§ To do
Please reproduce every line of the material below, changing nothing.

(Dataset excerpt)
☆ ☆ ☆ ☆ ☆ ☆ ☆

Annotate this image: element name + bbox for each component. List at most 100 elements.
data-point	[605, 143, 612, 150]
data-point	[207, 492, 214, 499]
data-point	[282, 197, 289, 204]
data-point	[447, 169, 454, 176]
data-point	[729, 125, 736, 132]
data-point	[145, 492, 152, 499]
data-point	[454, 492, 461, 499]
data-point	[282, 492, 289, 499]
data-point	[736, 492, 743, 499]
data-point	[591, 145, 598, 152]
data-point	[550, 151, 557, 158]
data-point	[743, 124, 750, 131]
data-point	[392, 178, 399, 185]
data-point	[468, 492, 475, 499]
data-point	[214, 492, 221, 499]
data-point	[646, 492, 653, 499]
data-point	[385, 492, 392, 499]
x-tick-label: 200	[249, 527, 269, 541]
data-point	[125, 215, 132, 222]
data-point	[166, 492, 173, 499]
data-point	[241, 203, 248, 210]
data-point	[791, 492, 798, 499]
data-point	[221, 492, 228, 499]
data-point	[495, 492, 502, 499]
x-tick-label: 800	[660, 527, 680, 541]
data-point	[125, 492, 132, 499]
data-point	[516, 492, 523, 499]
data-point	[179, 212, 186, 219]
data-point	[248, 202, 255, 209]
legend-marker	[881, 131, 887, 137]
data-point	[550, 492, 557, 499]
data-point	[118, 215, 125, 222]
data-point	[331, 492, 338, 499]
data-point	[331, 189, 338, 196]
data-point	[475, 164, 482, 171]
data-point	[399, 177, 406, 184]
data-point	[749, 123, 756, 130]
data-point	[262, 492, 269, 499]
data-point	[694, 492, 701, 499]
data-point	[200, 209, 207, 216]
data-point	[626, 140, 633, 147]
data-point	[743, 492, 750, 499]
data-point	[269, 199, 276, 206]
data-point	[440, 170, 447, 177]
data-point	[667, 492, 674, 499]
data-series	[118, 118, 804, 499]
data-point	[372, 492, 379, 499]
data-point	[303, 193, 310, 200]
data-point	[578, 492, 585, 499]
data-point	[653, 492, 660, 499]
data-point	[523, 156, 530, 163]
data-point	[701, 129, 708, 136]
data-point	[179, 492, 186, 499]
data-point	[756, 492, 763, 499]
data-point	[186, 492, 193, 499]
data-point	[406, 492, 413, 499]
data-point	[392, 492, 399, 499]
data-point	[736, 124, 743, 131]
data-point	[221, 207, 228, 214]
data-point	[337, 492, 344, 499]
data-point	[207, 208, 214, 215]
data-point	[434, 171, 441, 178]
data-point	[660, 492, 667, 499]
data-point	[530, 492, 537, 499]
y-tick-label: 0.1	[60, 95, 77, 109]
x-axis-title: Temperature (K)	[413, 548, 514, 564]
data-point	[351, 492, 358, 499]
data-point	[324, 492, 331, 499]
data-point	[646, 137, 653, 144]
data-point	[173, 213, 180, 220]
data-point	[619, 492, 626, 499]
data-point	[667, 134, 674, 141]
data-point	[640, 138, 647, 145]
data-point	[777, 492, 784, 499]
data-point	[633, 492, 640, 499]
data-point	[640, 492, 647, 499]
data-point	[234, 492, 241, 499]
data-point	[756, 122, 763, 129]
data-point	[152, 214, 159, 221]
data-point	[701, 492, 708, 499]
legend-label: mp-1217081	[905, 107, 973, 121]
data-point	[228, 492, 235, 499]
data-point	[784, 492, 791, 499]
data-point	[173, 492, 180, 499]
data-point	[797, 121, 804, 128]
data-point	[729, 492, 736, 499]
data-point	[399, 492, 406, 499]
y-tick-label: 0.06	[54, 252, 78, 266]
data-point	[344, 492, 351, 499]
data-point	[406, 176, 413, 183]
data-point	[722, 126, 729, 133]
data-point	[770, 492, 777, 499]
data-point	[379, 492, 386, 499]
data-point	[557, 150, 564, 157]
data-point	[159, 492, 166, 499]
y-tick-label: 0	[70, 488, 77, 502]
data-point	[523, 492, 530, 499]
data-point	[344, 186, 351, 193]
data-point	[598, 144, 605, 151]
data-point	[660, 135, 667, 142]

☆ ☆ ☆ ☆ ☆ ☆ ☆

§ Full solution
Annotate this image: element name + bbox for each component. List at most 100 elements.
data-point	[605, 143, 612, 150]
data-point	[207, 492, 214, 499]
data-point	[282, 197, 289, 204]
data-point	[447, 169, 454, 176]
data-point	[729, 125, 736, 132]
data-point	[145, 492, 152, 499]
data-point	[454, 492, 461, 499]
data-point	[282, 492, 289, 499]
data-point	[736, 492, 743, 499]
data-point	[591, 145, 598, 152]
data-point	[550, 151, 557, 158]
data-point	[743, 124, 750, 131]
data-point	[392, 178, 399, 185]
data-point	[468, 492, 475, 499]
data-point	[214, 492, 221, 499]
data-point	[646, 492, 653, 499]
data-point	[385, 492, 392, 499]
x-tick-label: 200	[249, 527, 269, 541]
data-point	[125, 215, 132, 222]
data-point	[166, 492, 173, 499]
data-point	[241, 203, 248, 210]
data-point	[791, 492, 798, 499]
data-point	[221, 492, 228, 499]
data-point	[495, 492, 502, 499]
x-tick-label: 800	[660, 527, 680, 541]
data-point	[125, 492, 132, 499]
data-point	[516, 492, 523, 499]
data-point	[179, 212, 186, 219]
data-point	[248, 202, 255, 209]
legend-marker	[881, 131, 887, 137]
data-point	[550, 492, 557, 499]
data-point	[118, 215, 125, 222]
data-point	[331, 492, 338, 499]
data-point	[331, 189, 338, 196]
data-point	[475, 164, 482, 171]
data-point	[399, 177, 406, 184]
data-point	[749, 123, 756, 130]
data-point	[262, 492, 269, 499]
data-point	[694, 492, 701, 499]
data-point	[200, 209, 207, 216]
data-point	[626, 140, 633, 147]
data-point	[743, 492, 750, 499]
data-point	[269, 199, 276, 206]
data-point	[440, 170, 447, 177]
data-point	[667, 492, 674, 499]
data-series	[118, 118, 804, 499]
data-point	[372, 492, 379, 499]
data-point	[303, 193, 310, 200]
data-point	[578, 492, 585, 499]
data-point	[653, 492, 660, 499]
data-point	[523, 156, 530, 163]
data-point	[701, 129, 708, 136]
data-point	[179, 492, 186, 499]
data-point	[756, 492, 763, 499]
data-point	[186, 492, 193, 499]
data-point	[406, 492, 413, 499]
data-point	[392, 492, 399, 499]
data-point	[736, 124, 743, 131]
data-point	[221, 207, 228, 214]
data-point	[337, 492, 344, 499]
data-point	[207, 208, 214, 215]
data-point	[434, 171, 441, 178]
data-point	[660, 492, 667, 499]
data-point	[530, 492, 537, 499]
y-tick-label: 0.1	[60, 95, 77, 109]
x-axis-title: Temperature (K)	[413, 548, 514, 564]
data-point	[351, 492, 358, 499]
data-point	[324, 492, 331, 499]
data-point	[646, 137, 653, 144]
data-point	[173, 213, 180, 220]
data-point	[619, 492, 626, 499]
data-point	[667, 134, 674, 141]
data-point	[640, 138, 647, 145]
data-point	[777, 492, 784, 499]
data-point	[633, 492, 640, 499]
data-point	[640, 492, 647, 499]
data-point	[234, 492, 241, 499]
data-point	[756, 122, 763, 129]
data-point	[152, 214, 159, 221]
data-point	[701, 492, 708, 499]
legend-label: mp-1217081	[905, 107, 973, 121]
data-point	[228, 492, 235, 499]
data-point	[784, 492, 791, 499]
data-point	[173, 492, 180, 499]
data-point	[797, 121, 804, 128]
data-point	[729, 492, 736, 499]
data-point	[399, 492, 406, 499]
y-tick-label: 0.06	[54, 252, 78, 266]
data-point	[344, 492, 351, 499]
data-point	[406, 176, 413, 183]
data-point	[722, 126, 729, 133]
data-point	[770, 492, 777, 499]
data-point	[379, 492, 386, 499]
data-point	[557, 150, 564, 157]
data-point	[159, 492, 166, 499]
y-tick-label: 0	[70, 488, 77, 502]
data-point	[523, 492, 530, 499]
data-point	[344, 186, 351, 193]
data-point	[598, 144, 605, 151]
data-point	[660, 135, 667, 142]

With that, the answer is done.